--- What to work on ---
Copy out all the lines in the records that include the word "data".

---------------

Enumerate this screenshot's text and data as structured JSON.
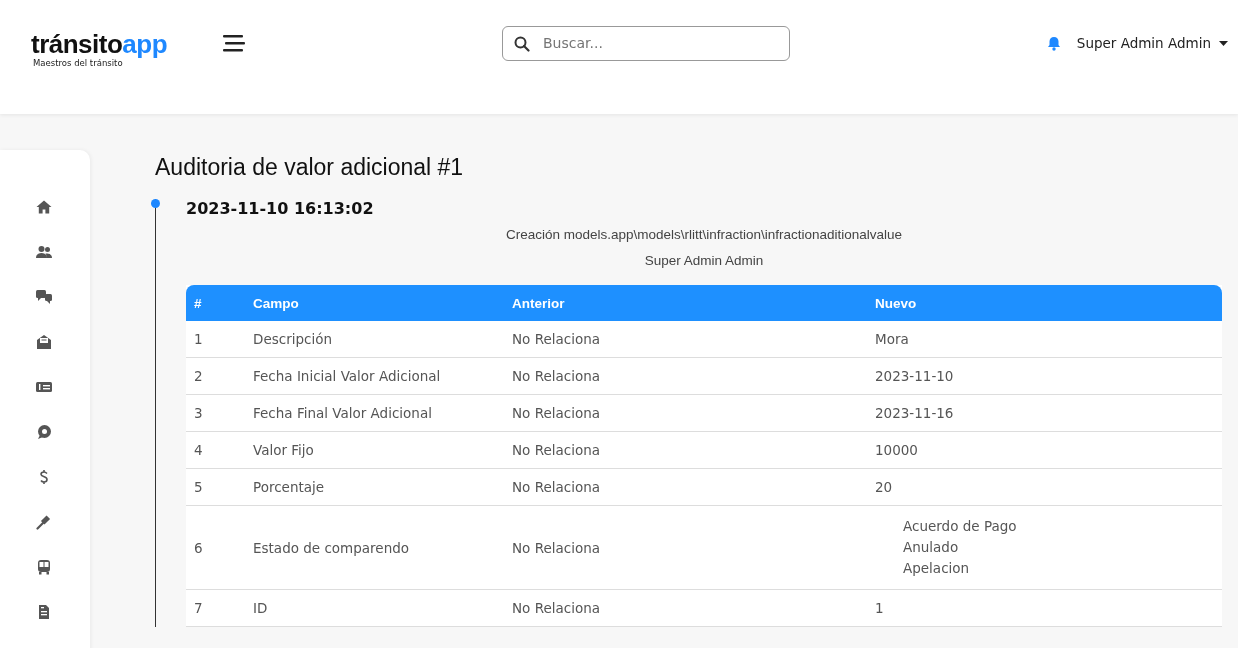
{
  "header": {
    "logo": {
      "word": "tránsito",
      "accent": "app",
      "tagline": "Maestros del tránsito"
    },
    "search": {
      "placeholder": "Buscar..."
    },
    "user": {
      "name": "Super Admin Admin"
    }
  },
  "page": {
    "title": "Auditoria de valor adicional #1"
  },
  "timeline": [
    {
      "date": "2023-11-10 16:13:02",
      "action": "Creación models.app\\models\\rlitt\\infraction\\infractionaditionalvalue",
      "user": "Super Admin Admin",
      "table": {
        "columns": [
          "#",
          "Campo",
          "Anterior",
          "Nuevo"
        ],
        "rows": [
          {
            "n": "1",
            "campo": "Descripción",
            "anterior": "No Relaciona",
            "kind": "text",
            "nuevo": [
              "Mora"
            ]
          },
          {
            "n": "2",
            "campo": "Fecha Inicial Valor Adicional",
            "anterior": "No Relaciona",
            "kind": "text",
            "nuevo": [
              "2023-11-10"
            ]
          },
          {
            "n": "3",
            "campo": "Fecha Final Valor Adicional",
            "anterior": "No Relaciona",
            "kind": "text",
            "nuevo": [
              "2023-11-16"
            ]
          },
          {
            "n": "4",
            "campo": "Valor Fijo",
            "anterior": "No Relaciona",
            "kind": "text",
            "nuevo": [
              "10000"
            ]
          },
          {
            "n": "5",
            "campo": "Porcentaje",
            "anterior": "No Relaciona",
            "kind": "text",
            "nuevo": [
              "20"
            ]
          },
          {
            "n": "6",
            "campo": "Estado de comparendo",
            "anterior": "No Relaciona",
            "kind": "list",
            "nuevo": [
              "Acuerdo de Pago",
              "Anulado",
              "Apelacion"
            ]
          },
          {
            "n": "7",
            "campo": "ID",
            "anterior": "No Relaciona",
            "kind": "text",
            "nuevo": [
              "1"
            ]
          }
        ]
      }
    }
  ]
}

---------------

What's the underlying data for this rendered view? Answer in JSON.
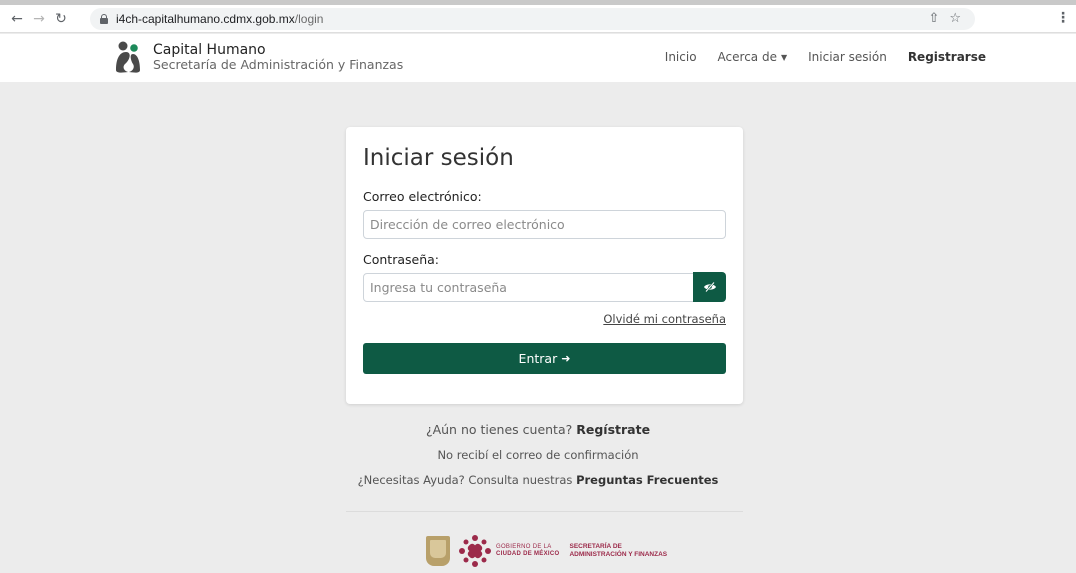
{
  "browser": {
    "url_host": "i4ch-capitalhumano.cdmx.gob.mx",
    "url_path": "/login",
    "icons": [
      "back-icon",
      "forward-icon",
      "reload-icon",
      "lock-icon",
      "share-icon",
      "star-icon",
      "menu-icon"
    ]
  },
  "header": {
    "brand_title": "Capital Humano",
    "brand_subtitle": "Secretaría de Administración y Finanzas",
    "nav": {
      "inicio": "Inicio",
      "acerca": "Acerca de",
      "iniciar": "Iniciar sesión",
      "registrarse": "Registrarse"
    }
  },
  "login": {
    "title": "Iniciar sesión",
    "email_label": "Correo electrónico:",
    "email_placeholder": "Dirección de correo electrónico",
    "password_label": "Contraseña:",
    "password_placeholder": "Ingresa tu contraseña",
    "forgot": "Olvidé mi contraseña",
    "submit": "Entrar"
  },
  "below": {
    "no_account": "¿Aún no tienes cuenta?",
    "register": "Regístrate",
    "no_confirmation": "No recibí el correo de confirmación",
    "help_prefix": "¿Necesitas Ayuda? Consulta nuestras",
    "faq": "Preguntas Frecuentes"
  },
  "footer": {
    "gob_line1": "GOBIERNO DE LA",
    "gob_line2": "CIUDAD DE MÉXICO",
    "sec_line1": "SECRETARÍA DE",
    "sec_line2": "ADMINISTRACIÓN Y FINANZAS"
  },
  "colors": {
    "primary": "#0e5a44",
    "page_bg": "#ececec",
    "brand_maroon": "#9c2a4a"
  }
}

---------------

--- Response ---
Enumerate this screenshot's text and data as structured JSON.
What's the underlying data for this rendered view? Answer in JSON.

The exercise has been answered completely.